WORK TO COMPLETE:
Your task is to copy every line of the entries that contains "ngoài".

(Saved entries)

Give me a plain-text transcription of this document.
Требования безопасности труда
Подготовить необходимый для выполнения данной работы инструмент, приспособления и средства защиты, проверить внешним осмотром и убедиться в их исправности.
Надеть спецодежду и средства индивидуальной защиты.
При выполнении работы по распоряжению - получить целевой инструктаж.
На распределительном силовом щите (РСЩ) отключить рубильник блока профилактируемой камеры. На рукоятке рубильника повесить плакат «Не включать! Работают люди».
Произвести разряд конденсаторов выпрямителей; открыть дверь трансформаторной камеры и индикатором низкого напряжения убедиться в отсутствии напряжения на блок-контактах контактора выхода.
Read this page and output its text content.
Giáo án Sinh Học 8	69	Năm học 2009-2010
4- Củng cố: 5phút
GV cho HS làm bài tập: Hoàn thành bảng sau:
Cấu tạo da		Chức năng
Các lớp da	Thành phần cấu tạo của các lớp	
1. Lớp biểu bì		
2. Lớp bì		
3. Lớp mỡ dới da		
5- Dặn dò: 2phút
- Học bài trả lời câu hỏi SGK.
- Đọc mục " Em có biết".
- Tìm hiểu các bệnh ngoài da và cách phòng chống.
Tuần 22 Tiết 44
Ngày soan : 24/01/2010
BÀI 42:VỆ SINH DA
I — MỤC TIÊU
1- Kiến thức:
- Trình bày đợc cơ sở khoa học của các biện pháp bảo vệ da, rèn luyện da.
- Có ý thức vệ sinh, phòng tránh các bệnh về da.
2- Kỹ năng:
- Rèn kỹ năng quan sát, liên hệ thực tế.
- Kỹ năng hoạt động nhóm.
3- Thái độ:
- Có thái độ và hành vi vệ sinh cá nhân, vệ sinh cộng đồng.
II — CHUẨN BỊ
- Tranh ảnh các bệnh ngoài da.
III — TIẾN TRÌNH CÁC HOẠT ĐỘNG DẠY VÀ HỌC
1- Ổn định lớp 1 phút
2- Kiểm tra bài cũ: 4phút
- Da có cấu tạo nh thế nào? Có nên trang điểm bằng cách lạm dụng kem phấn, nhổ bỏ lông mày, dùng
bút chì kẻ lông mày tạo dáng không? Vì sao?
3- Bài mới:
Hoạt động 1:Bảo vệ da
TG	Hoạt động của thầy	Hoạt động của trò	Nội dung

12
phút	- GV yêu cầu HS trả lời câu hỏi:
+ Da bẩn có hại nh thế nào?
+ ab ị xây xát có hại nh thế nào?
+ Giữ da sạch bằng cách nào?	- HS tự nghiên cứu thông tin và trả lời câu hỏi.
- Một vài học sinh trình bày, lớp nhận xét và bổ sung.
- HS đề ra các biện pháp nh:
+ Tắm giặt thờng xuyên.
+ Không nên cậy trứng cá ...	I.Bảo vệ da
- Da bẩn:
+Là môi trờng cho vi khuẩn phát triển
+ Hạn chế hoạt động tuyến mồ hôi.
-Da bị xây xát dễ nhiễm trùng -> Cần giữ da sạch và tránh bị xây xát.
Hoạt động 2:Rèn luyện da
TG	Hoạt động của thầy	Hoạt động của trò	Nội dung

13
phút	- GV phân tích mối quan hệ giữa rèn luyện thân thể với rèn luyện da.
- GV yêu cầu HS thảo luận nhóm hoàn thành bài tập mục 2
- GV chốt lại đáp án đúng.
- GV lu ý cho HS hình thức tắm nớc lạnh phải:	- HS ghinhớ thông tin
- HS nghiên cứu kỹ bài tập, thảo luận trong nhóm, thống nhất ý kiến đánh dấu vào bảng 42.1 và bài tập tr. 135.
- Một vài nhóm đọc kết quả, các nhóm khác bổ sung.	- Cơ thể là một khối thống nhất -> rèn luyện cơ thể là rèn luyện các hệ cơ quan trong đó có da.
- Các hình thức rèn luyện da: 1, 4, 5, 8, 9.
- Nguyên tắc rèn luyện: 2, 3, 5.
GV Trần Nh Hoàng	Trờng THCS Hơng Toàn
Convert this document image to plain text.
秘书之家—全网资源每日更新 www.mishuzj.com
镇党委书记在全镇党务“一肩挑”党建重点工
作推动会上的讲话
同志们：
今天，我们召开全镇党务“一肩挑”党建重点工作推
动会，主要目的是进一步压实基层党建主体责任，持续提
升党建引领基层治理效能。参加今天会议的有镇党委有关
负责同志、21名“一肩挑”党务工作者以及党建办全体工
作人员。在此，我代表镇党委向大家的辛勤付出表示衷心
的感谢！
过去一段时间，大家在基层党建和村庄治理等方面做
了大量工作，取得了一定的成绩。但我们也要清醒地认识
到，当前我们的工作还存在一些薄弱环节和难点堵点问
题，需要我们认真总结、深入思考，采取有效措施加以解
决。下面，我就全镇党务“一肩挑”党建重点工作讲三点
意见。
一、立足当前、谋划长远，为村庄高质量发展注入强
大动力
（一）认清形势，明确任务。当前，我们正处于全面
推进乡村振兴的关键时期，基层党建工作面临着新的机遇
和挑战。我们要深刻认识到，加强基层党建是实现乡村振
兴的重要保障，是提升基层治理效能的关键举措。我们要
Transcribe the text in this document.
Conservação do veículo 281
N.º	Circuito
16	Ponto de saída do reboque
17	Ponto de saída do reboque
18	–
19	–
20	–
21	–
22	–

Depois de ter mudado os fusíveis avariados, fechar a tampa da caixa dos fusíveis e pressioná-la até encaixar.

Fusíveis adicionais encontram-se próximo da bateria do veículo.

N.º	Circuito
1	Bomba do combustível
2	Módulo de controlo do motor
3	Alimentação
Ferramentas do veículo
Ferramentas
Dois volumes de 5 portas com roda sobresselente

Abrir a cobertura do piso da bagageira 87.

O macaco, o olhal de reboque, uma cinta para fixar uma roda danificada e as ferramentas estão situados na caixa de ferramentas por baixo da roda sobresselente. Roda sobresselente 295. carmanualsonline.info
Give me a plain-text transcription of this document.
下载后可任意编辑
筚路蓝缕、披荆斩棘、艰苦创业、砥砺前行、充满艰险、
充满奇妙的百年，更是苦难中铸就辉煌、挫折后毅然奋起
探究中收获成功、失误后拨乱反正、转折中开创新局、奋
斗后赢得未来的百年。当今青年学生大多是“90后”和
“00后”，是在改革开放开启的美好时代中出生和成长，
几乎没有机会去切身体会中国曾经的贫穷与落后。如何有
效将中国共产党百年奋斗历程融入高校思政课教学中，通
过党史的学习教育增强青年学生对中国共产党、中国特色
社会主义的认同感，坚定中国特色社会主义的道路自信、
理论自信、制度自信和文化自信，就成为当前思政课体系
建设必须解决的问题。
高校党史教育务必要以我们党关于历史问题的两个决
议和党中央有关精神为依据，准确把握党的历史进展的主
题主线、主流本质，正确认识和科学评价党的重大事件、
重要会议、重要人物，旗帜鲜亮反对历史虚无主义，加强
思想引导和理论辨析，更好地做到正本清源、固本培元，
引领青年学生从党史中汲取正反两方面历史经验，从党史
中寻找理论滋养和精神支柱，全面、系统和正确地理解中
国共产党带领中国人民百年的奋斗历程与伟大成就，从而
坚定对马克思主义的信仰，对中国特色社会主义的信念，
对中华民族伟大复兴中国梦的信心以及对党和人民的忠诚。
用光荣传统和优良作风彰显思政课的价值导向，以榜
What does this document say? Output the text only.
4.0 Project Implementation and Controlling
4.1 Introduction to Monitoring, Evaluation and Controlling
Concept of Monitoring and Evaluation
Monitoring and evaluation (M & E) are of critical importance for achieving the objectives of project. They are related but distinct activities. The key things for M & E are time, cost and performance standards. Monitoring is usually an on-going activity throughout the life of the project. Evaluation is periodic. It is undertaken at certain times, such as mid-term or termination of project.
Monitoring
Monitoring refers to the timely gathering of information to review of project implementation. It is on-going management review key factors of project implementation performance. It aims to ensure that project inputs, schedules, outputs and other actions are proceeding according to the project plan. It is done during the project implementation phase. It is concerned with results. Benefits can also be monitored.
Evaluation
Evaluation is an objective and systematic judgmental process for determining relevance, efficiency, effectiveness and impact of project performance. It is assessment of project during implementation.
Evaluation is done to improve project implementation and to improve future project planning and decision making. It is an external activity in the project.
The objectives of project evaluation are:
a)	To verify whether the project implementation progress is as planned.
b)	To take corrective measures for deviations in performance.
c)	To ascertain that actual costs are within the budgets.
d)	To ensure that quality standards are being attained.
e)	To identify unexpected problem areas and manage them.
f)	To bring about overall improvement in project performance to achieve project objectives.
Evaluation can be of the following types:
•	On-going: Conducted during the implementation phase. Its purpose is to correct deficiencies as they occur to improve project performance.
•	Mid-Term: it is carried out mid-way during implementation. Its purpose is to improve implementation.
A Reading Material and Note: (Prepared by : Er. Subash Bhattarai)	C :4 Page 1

FINAL RESULT:
- Tìm hiểu các bệnh ngoài da và cách phòng chống.
- Tranh ảnh các bệnh ngoài da.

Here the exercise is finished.